## Goal of the exercise:
Identify all lines below that hold "false" and collect them.
====== Listing ======
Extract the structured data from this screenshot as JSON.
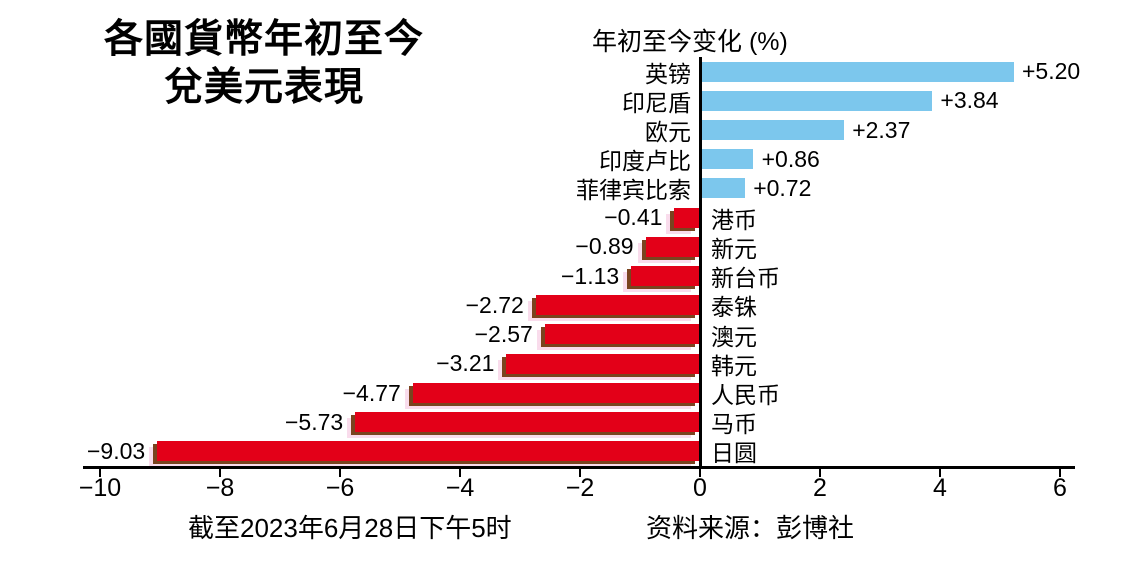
{
  "title": {
    "line1": "各國貨幣年初至今",
    "line2": "兌美元表現"
  },
  "chart_data": {
    "type": "bar",
    "orientation": "horizontal",
    "axis_title": "年初至今变化 (%)",
    "categories": [
      "英镑",
      "印尼盾",
      "欧元",
      "印度卢比",
      "菲律宾比索",
      "港币",
      "新元",
      "新台币",
      "泰铢",
      "澳元",
      "韩元",
      "人民币",
      "马币",
      "日圆"
    ],
    "values": [
      5.2,
      3.84,
      2.37,
      0.86,
      0.72,
      -0.41,
      -0.89,
      -1.13,
      -2.72,
      -2.57,
      -3.21,
      -4.77,
      -5.73,
      -9.03
    ],
    "value_labels": [
      "+5.20",
      "+3.84",
      "+2.37",
      "+0.86",
      "+0.72",
      "−0.41",
      "−0.89",
      "−1.13",
      "−2.72",
      "−2.57",
      "−3.21",
      "−4.77",
      "−5.73",
      "−9.03"
    ],
    "xlim": [
      -10.25,
      6.25
    ],
    "x_ticks": [
      -10,
      -8,
      -6,
      -4,
      -2,
      0,
      2,
      4,
      6
    ],
    "x_tick_labels": [
      "−10",
      "−8",
      "−6",
      "−4",
      "−2",
      "0",
      "2",
      "4",
      "6"
    ],
    "grid": false,
    "legend": false,
    "colors": {
      "positive_bar": "#7cc7ed",
      "negative_bar": "#e30018",
      "negative_shadow_dark": "#7a431f",
      "negative_shadow_pink": "#f9dcec",
      "axis": "#000000"
    }
  },
  "footer": {
    "as_of": "截至2023年6月28日下午5时",
    "source": "资料来源：彭博社"
  }
}
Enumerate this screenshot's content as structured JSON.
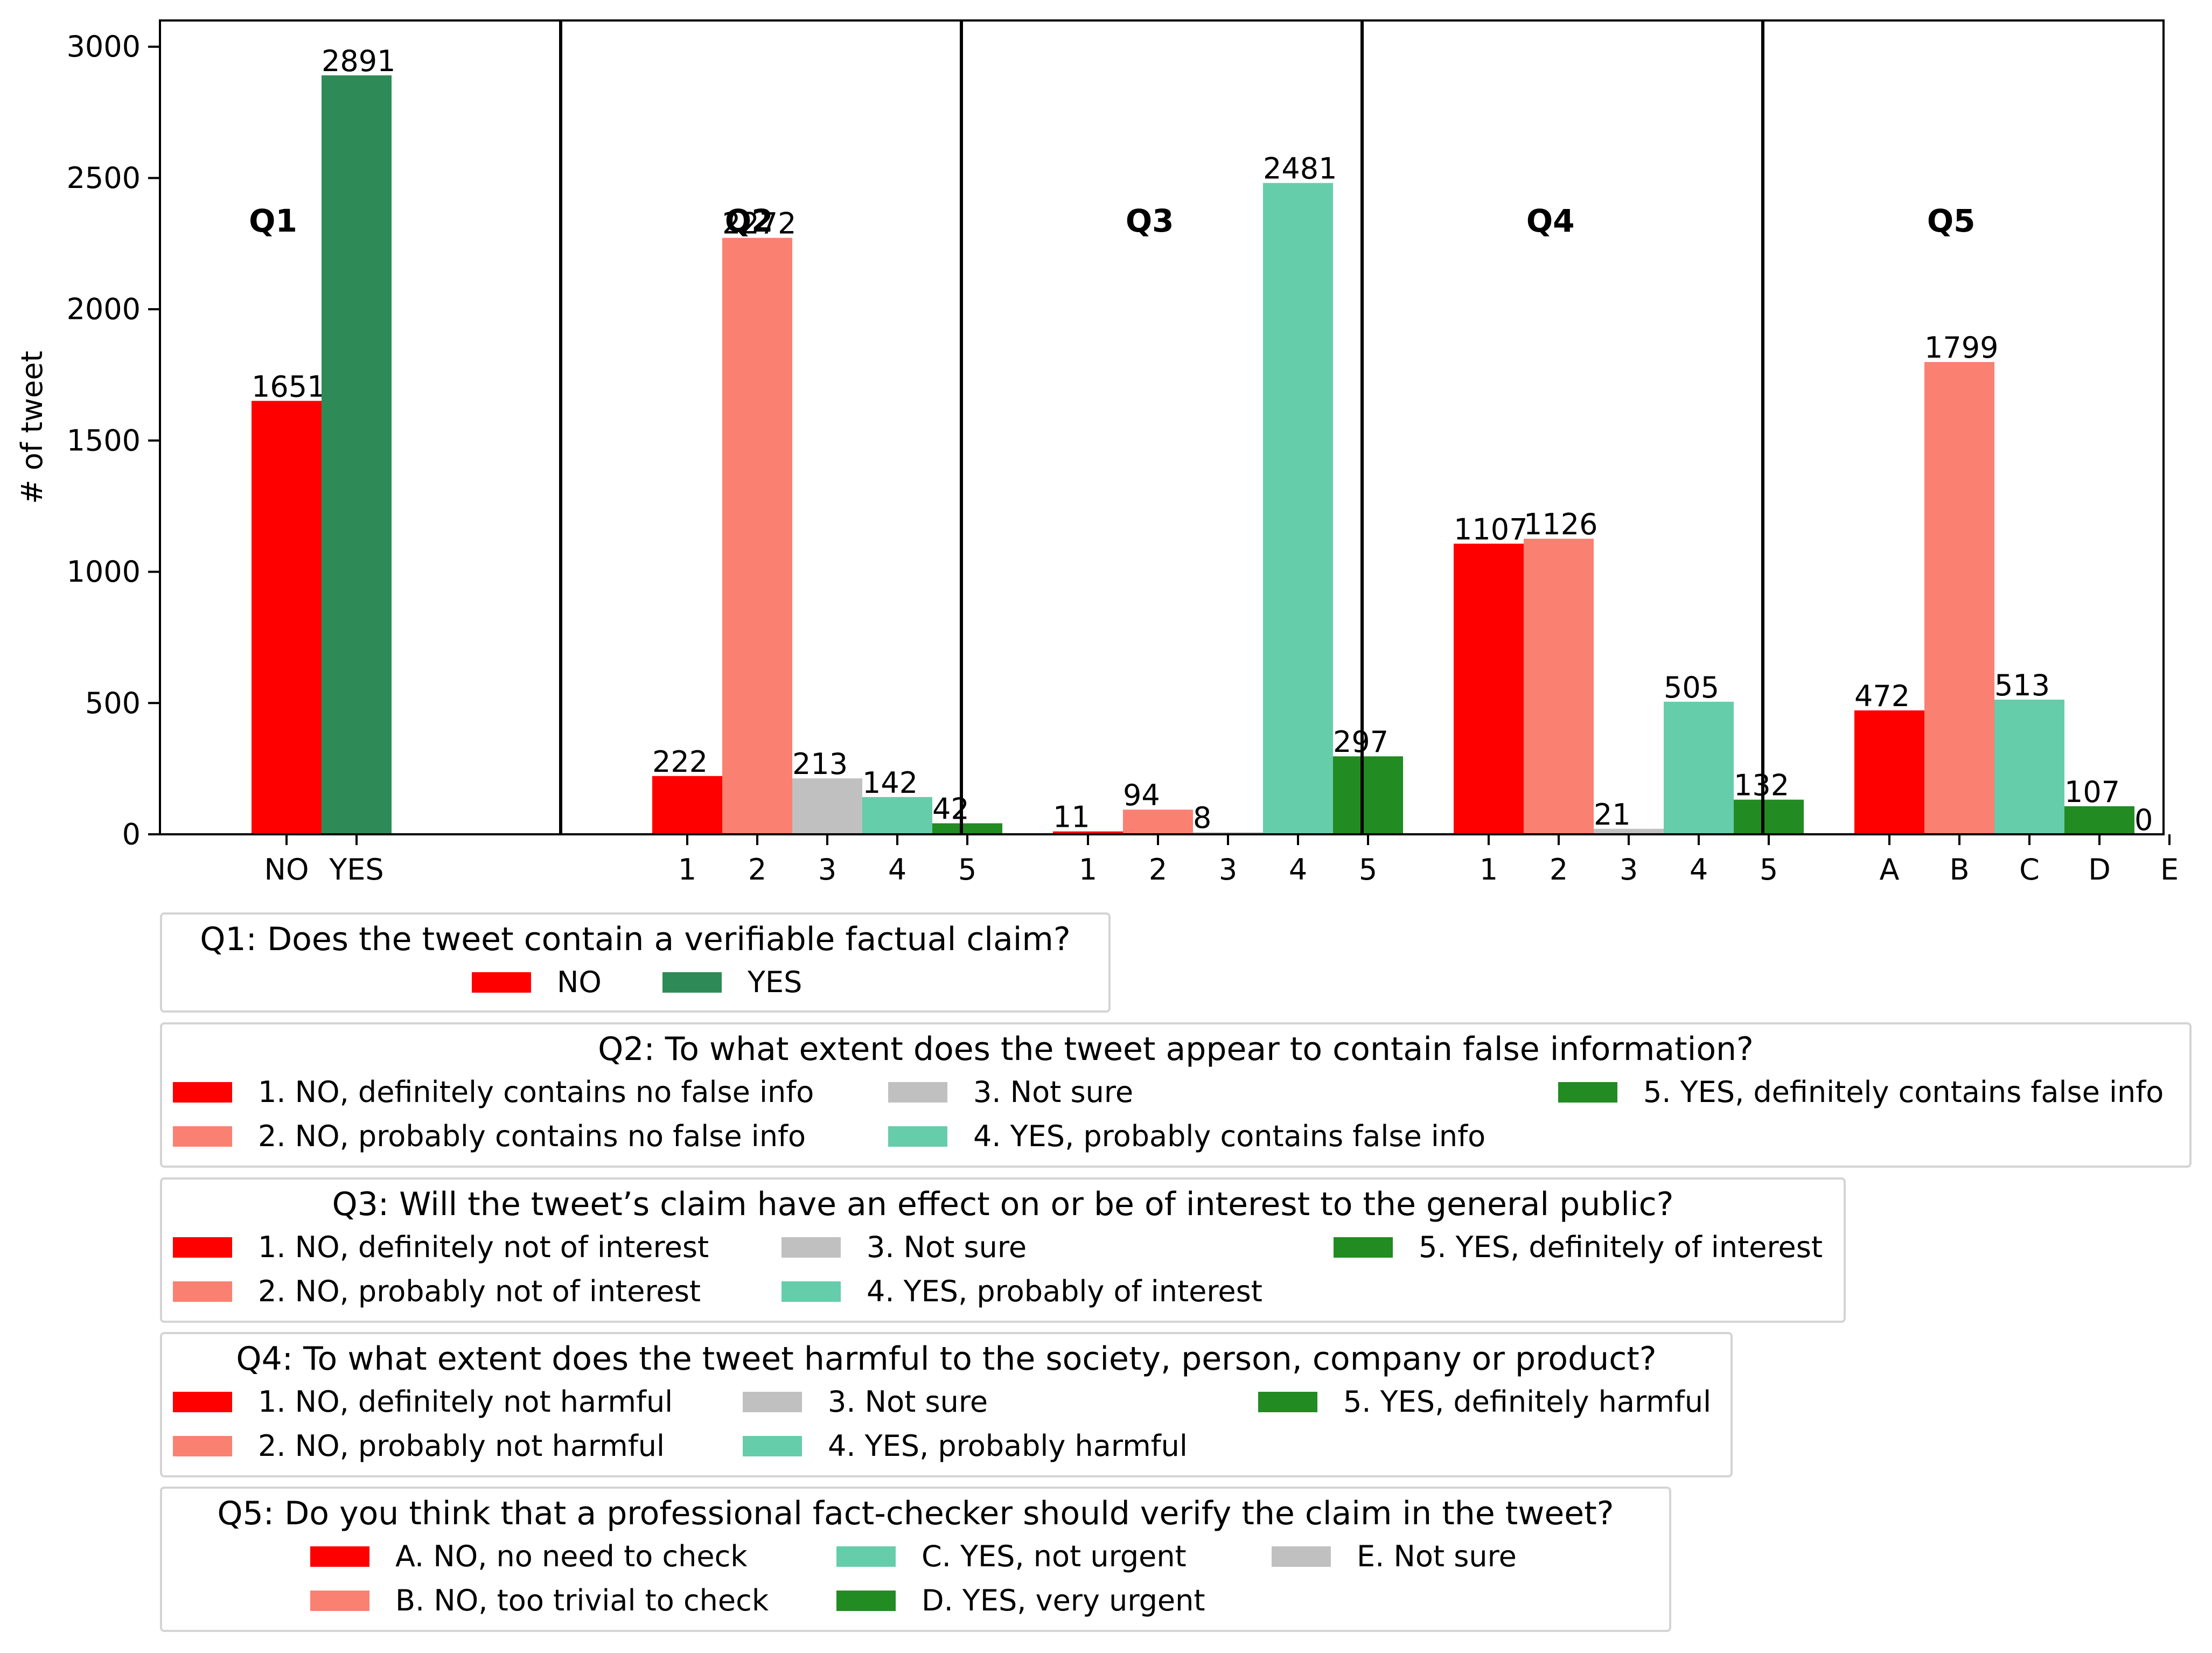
{
  "chart_data": {
    "type": "bar",
    "ylabel": "# of tweet",
    "ylim": [
      0,
      3100
    ],
    "yticks": [
      0,
      500,
      1000,
      1500,
      2000,
      2500,
      3000
    ],
    "colors": {
      "red": "#ff0000",
      "salmon": "#fa8072",
      "gray": "#c0c0c0",
      "aquamarine": "#66cdaa",
      "forestgreen": "#228b22",
      "seagreen": "#2e8b57"
    },
    "panels": [
      {
        "title": "Q1",
        "categories": [
          "NO",
          "YES"
        ],
        "values": [
          1651,
          2891
        ],
        "colors": [
          "#ff0000",
          "#2e8b57"
        ]
      },
      {
        "title": "Q2",
        "categories": [
          "1",
          "2",
          "3",
          "4",
          "5"
        ],
        "values": [
          222,
          2272,
          213,
          142,
          42
        ],
        "colors": [
          "#ff0000",
          "#fa8072",
          "#c0c0c0",
          "#66cdaa",
          "#228b22"
        ]
      },
      {
        "title": "Q3",
        "categories": [
          "1",
          "2",
          "3",
          "4",
          "5"
        ],
        "values": [
          11,
          94,
          8,
          2481,
          297
        ],
        "colors": [
          "#ff0000",
          "#fa8072",
          "#c0c0c0",
          "#66cdaa",
          "#228b22"
        ]
      },
      {
        "title": "Q4",
        "categories": [
          "1",
          "2",
          "3",
          "4",
          "5"
        ],
        "values": [
          1107,
          1126,
          21,
          505,
          132
        ],
        "colors": [
          "#ff0000",
          "#fa8072",
          "#c0c0c0",
          "#66cdaa",
          "#228b22"
        ]
      },
      {
        "title": "Q5",
        "categories": [
          "A",
          "B",
          "C",
          "D",
          "E"
        ],
        "values": [
          472,
          1799,
          513,
          107,
          0
        ],
        "colors": [
          "#ff0000",
          "#fa8072",
          "#66cdaa",
          "#228b22",
          "#c0c0c0"
        ]
      }
    ]
  },
  "legends": {
    "q1": {
      "title": "Q1: Does the tweet contain a verifiable factual claim?",
      "items": [
        {
          "label": "NO",
          "color": "#ff0000"
        },
        {
          "label": "YES",
          "color": "#2e8b57"
        }
      ]
    },
    "q2": {
      "title": "Q2: To what extent does the tweet appear to contain false information?",
      "items": [
        {
          "label": "1. NO, definitely contains no false info",
          "color": "#ff0000"
        },
        {
          "label": "2. NO, probably contains no false info",
          "color": "#fa8072"
        },
        {
          "label": "3. Not sure",
          "color": "#c0c0c0"
        },
        {
          "label": "4. YES, probably contains false info",
          "color": "#66cdaa"
        },
        {
          "label": "5. YES, definitely contains false info",
          "color": "#228b22"
        }
      ]
    },
    "q3": {
      "title": "Q3: Will the tweet’s claim have an effect on or be of interest to the general public?",
      "items": [
        {
          "label": "1. NO, definitely not of interest",
          "color": "#ff0000"
        },
        {
          "label": "2. NO, probably not of interest",
          "color": "#fa8072"
        },
        {
          "label": "3. Not sure",
          "color": "#c0c0c0"
        },
        {
          "label": "4. YES, probably of interest",
          "color": "#66cdaa"
        },
        {
          "label": "5. YES, definitely of interest",
          "color": "#228b22"
        }
      ]
    },
    "q4": {
      "title": "Q4: To what extent does the tweet harmful to the society, person, company or product?",
      "items": [
        {
          "label": "1. NO, definitely not harmful",
          "color": "#ff0000"
        },
        {
          "label": "2. NO, probably not harmful",
          "color": "#fa8072"
        },
        {
          "label": "3. Not sure",
          "color": "#c0c0c0"
        },
        {
          "label": "4. YES, probably harmful",
          "color": "#66cdaa"
        },
        {
          "label": "5. YES, definitely harmful",
          "color": "#228b22"
        }
      ]
    },
    "q5": {
      "title": "Q5: Do you think that a professional fact-checker should verify the claim in the tweet?",
      "items": [
        {
          "label": "A. NO, no need to check",
          "color": "#ff0000"
        },
        {
          "label": "B. NO, too trivial to check",
          "color": "#fa8072"
        },
        {
          "label": "C. YES, not urgent",
          "color": "#66cdaa"
        },
        {
          "label": "D. YES, very urgent",
          "color": "#228b22"
        },
        {
          "label": "E. Not sure",
          "color": "#c0c0c0"
        }
      ]
    }
  }
}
======
## Exercise result:
    "grid": false,
    "legend": false,
      "title": "Q2: To what extent does the tweet appear to contain false information?",
          "label": "1. NO, definitely contains no false info",
          "label": "2. NO, probably contains no false info",
          "label": "4. YES, probably contains false info",
          "label": "5. YES, definitely contains false info",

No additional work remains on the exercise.